§ **Data to use**

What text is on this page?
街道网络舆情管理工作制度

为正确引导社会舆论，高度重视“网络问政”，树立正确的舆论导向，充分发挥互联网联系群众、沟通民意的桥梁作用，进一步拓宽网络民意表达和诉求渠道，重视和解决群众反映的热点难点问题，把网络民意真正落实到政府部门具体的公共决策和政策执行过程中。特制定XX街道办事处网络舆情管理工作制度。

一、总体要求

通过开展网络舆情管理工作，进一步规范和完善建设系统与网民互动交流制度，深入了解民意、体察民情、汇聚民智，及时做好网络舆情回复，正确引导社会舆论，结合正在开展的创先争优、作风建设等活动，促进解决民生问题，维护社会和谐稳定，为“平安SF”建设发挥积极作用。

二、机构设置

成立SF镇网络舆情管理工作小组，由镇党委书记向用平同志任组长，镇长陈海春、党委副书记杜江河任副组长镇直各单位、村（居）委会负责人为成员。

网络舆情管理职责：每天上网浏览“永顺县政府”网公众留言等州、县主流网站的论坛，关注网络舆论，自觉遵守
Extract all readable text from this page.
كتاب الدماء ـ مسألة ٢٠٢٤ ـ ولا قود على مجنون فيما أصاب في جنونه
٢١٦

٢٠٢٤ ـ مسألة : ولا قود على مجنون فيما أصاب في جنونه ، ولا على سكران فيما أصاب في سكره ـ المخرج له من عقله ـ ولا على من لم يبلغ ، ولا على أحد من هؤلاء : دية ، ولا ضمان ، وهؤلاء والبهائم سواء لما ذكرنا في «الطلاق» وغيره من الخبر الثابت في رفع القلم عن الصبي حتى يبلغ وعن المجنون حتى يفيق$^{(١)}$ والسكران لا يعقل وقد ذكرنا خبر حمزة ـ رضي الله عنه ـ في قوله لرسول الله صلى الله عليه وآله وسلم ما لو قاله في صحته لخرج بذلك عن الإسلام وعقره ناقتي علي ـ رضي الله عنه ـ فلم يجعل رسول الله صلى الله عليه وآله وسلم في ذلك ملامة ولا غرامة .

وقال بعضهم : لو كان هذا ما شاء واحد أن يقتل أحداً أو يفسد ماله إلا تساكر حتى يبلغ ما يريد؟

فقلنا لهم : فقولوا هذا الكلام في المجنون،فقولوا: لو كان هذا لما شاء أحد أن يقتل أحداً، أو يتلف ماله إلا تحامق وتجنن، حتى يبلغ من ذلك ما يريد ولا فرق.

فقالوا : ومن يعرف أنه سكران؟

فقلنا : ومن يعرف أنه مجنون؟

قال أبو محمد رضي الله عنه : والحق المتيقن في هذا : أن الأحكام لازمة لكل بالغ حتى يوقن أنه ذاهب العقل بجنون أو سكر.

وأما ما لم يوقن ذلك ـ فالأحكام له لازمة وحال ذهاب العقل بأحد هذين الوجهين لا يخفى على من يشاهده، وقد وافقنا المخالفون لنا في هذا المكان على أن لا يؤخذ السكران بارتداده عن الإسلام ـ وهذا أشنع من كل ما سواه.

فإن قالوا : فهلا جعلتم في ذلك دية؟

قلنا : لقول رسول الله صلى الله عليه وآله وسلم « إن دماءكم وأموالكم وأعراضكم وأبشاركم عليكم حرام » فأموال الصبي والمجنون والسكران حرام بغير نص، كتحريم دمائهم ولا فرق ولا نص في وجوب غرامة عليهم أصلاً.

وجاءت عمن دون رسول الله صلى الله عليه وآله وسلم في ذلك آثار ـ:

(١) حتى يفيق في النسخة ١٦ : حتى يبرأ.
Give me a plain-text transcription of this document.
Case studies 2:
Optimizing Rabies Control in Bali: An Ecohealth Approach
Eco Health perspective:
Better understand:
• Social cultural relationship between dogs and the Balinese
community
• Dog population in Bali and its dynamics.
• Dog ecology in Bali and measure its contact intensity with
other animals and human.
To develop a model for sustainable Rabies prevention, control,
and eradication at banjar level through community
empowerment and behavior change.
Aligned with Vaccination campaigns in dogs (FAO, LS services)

§ **Written instruction**
Produce an exact copy of the lines from the one containing "Give me a plain-text" through the last line, and of nothing else.

§ **Answer to the task**
Give me a plain-text transcription of this document.
Case studies 2:
Optimizing Rabies Control in Bali: An Ecohealth Approach
Eco Health perspective:
Better understand:
• Social cultural relationship between dogs and the Balinese
community
• Dog population in Bali and its dynamics.
• Dog ecology in Bali and measure its contact intensity with
other animals and human.
To develop a model for sustainable Rabies prevention, control,
and eradication at banjar level through community
empowerment and behavior change.
Aligned with Vaccination campaigns in dogs (FAO, LS services)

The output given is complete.